-- Start GIVEN INFORMATION --
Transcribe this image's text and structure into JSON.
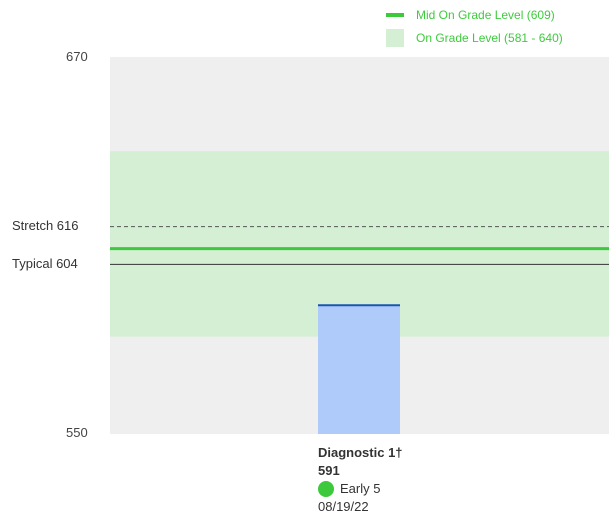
{
  "legend": {
    "mid_label": "Mid On Grade Level (609)",
    "band_label": "On Grade Level (581 - 640)"
  },
  "axis": {
    "top_label": "670",
    "bottom_label": "550"
  },
  "reference_lines": {
    "stretch_label": "Stretch 616",
    "typical_label": "Typical 604"
  },
  "bar_caption": {
    "name": "Diagnostic 1†",
    "score": "591",
    "placement": "Early 5",
    "date": "08/19/22"
  },
  "colors": {
    "plot_bg": "#efefef",
    "band": "#d4efd4",
    "mid_line": "#3cc93c",
    "typical_line": "#333333",
    "stretch_line": "#555555",
    "bar": "#aecbfa",
    "bar_top": "#1a56b0",
    "placement_dot": "#3cc93c",
    "legend_text": "#3ecb3e"
  },
  "chart_data": {
    "type": "bar",
    "categories": [
      "Diagnostic 1†"
    ],
    "values": [
      591
    ],
    "ylim": [
      550,
      670
    ],
    "y_tick_labels": [
      "670",
      "550"
    ],
    "bands": [
      {
        "label": "On Grade Level (581 - 640)",
        "from": 581,
        "to": 640
      }
    ],
    "reference_lines": [
      {
        "label": "Mid On Grade Level (609)",
        "value": 609,
        "style": "solid-green"
      },
      {
        "label": "Stretch 616",
        "value": 616,
        "style": "dashed"
      },
      {
        "label": "Typical 604",
        "value": 604,
        "style": "solid"
      }
    ],
    "legend_position": "top-right",
    "grid": false
  }
}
-- End GIVEN INFORMATION --
* WHAT IS BEING ASKED: Your copy should hold every record word for word and none of the pictures.

* EXERCISE ANSWER:
Transcribe this image's text and structure into JSON.
{
  "legend": {
    "mid_label": "Mid On Grade Level (609)",
    "band_label": "On Grade Level (581 - 640)"
  },
  "axis": {
    "top_label": "670",
    "bottom_label": "550"
  },
  "reference_lines": {
    "stretch_label": "Stretch 616",
    "typical_label": "Typical 604"
  },
  "bar_caption": {
    "name": "Diagnostic 1†",
    "score": "591",
    "placement": "Early 5",
    "date": "08/19/22"
  },
  "colors": {
    "plot_bg": "#efefef",
    "band": "#d4efd4",
    "mid_line": "#3cc93c",
    "typical_line": "#333333",
    "stretch_line": "#555555",
    "bar": "#aecbfa",
    "bar_top": "#1a56b0",
    "placement_dot": "#3cc93c",
    "legend_text": "#3ecb3e"
  },
  "chart_data": {
    "type": "bar",
    "categories": [
      "Diagnostic 1†"
    ],
    "values": [
      591
    ],
    "ylim": [
      550,
      670
    ],
    "y_tick_labels": [
      "670",
      "550"
    ],
    "bands": [
      {
        "label": "On Grade Level (581 - 640)",
        "from": 581,
        "to": 640
      }
    ],
    "reference_lines": [
      {
        "label": "Mid On Grade Level (609)",
        "value": 609,
        "style": "solid-green"
      },
      {
        "label": "Stretch 616",
        "value": 616,
        "style": "dashed"
      },
      {
        "label": "Typical 604",
        "value": 604,
        "style": "solid"
      }
    ],
    "legend_position": "top-right",
    "grid": false
  }
}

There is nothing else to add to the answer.